(Dataset excerpt)
━━━━━━━━━━━━━━━━━━━━
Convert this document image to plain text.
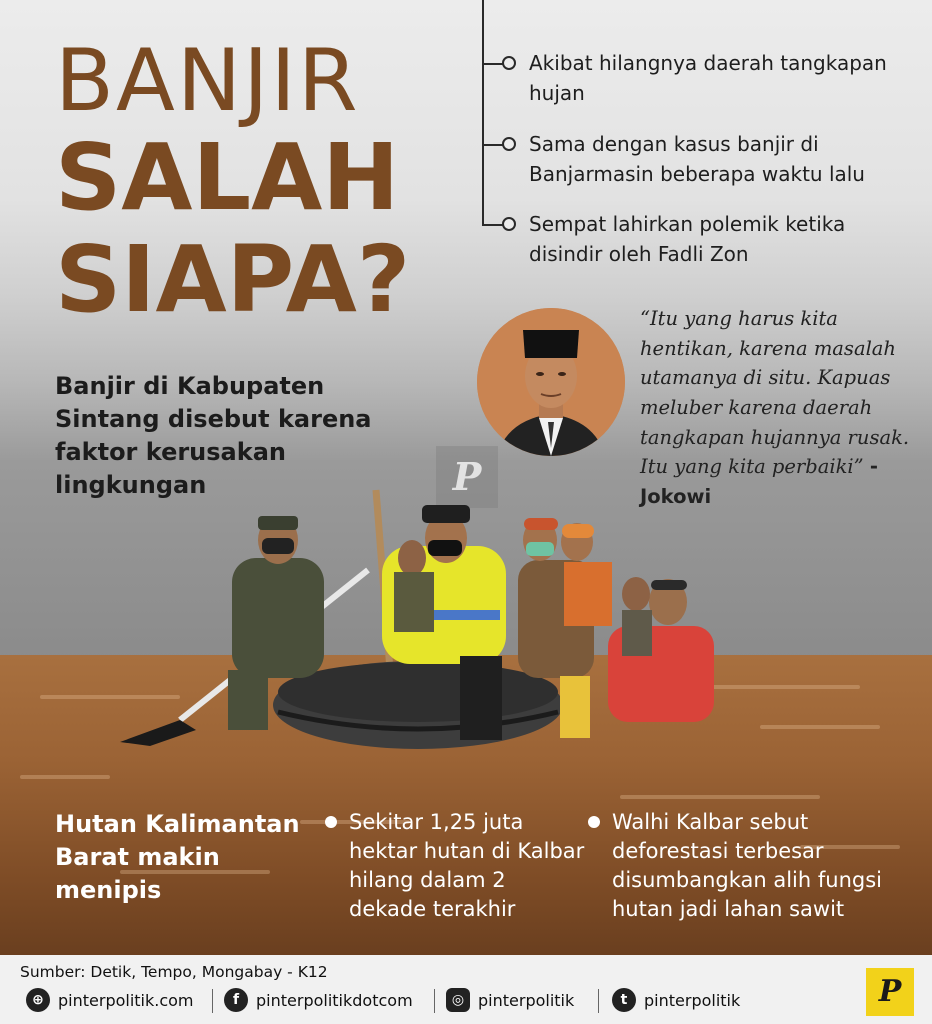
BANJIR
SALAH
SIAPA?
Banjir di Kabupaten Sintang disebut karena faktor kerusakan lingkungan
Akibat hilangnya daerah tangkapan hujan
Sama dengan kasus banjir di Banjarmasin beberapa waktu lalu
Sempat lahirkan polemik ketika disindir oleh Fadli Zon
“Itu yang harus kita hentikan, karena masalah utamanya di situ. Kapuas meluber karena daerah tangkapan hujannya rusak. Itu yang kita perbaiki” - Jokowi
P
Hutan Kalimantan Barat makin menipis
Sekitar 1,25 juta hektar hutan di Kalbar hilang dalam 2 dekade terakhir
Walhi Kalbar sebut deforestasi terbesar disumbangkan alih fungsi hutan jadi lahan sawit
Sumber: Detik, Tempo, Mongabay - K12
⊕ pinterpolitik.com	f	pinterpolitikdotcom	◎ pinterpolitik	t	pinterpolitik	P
━━━━━━━━━━━━━━━━━━━━
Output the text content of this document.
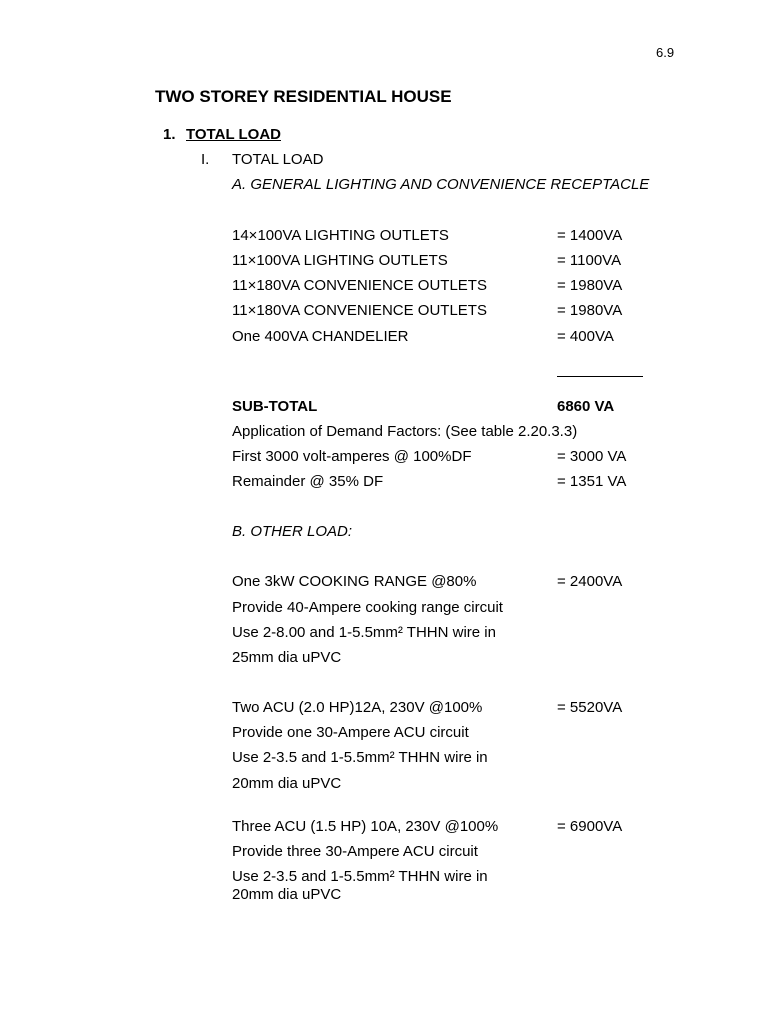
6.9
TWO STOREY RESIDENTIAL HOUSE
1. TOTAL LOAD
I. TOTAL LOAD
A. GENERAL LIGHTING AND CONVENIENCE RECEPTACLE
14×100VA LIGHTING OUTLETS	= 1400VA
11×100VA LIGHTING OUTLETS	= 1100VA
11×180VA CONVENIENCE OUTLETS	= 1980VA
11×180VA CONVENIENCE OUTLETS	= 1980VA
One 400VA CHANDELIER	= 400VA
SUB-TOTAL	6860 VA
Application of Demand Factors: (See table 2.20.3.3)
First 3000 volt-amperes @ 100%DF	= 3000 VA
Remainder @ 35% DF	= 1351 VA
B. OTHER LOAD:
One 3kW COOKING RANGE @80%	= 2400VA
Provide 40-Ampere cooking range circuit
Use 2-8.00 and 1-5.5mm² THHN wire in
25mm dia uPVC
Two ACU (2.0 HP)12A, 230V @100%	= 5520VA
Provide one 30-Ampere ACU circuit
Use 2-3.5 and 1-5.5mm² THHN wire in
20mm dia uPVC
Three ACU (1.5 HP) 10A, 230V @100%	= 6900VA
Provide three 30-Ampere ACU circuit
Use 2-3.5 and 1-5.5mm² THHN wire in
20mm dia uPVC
━━━━━━━━━━━━━━━━━━━━
Your objective. Copy out every line in the listing where the word "Provide" appears.

Full answer.
Provide 40-Ampere cooking range circuit
Provide one 30-Ampere ACU circuit
Provide three 30-Ampere ACU circuit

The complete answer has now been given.